# start of Dataset entries

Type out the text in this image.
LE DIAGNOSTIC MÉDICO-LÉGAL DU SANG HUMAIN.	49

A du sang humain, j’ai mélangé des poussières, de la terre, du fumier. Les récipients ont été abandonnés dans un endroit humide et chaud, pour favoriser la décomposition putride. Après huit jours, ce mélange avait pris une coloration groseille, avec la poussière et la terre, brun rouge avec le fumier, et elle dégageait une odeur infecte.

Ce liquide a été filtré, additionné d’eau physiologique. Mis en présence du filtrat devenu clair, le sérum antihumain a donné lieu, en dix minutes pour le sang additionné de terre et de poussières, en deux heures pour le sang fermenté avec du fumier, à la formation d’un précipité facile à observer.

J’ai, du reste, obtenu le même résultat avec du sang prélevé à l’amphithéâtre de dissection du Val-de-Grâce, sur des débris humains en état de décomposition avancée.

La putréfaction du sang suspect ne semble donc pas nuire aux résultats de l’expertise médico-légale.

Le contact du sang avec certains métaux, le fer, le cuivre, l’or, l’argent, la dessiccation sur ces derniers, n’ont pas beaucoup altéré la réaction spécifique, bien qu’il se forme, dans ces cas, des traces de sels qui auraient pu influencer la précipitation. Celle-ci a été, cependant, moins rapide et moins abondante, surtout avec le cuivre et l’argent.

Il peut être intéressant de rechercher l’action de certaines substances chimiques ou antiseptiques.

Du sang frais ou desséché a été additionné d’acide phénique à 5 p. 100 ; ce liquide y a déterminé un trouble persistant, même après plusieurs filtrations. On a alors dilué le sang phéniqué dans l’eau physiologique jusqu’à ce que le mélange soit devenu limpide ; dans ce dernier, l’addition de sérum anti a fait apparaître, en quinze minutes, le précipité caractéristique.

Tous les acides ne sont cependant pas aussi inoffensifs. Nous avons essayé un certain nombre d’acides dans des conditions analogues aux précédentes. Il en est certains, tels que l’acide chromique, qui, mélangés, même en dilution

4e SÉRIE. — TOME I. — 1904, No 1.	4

# end of Dataset entries

**Required work:**
Reproduce the data shown above exactly.

**Exercise answer:**
Type out the text in this image.
LE DIAGNOSTIC MÉDICO-LÉGAL DU SANG HUMAIN.	49

A du sang humain, j’ai mélangé des poussières, de la terre, du fumier. Les récipients ont été abandonnés dans un endroit humide et chaud, pour favoriser la décomposition putride. Après huit jours, ce mélange avait pris une coloration groseille, avec la poussière et la terre, brun rouge avec le fumier, et elle dégageait une odeur infecte.

Ce liquide a été filtré, additionné d’eau physiologique. Mis en présence du filtrat devenu clair, le sérum antihumain a donné lieu, en dix minutes pour le sang additionné de terre et de poussières, en deux heures pour le sang fermenté avec du fumier, à la formation d’un précipité facile à observer.

J’ai, du reste, obtenu le même résultat avec du sang prélevé à l’amphithéâtre de dissection du Val-de-Grâce, sur des débris humains en état de décomposition avancée.

La putréfaction du sang suspect ne semble donc pas nuire aux résultats de l’expertise médico-légale.

Le contact du sang avec certains métaux, le fer, le cuivre, l’or, l’argent, la dessiccation sur ces derniers, n’ont pas beaucoup altéré la réaction spécifique, bien qu’il se forme, dans ces cas, des traces de sels qui auraient pu influencer la précipitation. Celle-ci a été, cependant, moins rapide et moins abondante, surtout avec le cuivre et l’argent.

Il peut être intéressant de rechercher l’action de certaines substances chimiques ou antiseptiques.

Du sang frais ou desséché a été additionné d’acide phénique à 5 p. 100 ; ce liquide y a déterminé un trouble persistant, même après plusieurs filtrations. On a alors dilué le sang phéniqué dans l’eau physiologique jusqu’à ce que le mélange soit devenu limpide ; dans ce dernier, l’addition de sérum anti a fait apparaître, en quinze minutes, le précipité caractéristique.

Tous les acides ne sont cependant pas aussi inoffensifs. Nous avons essayé un certain nombre d’acides dans des conditions analogues aux précédentes. Il en est certains, tels que l’acide chromique, qui, mélangés, même en dilution

4e SÉRIE. — TOME I. — 1904, No 1.	4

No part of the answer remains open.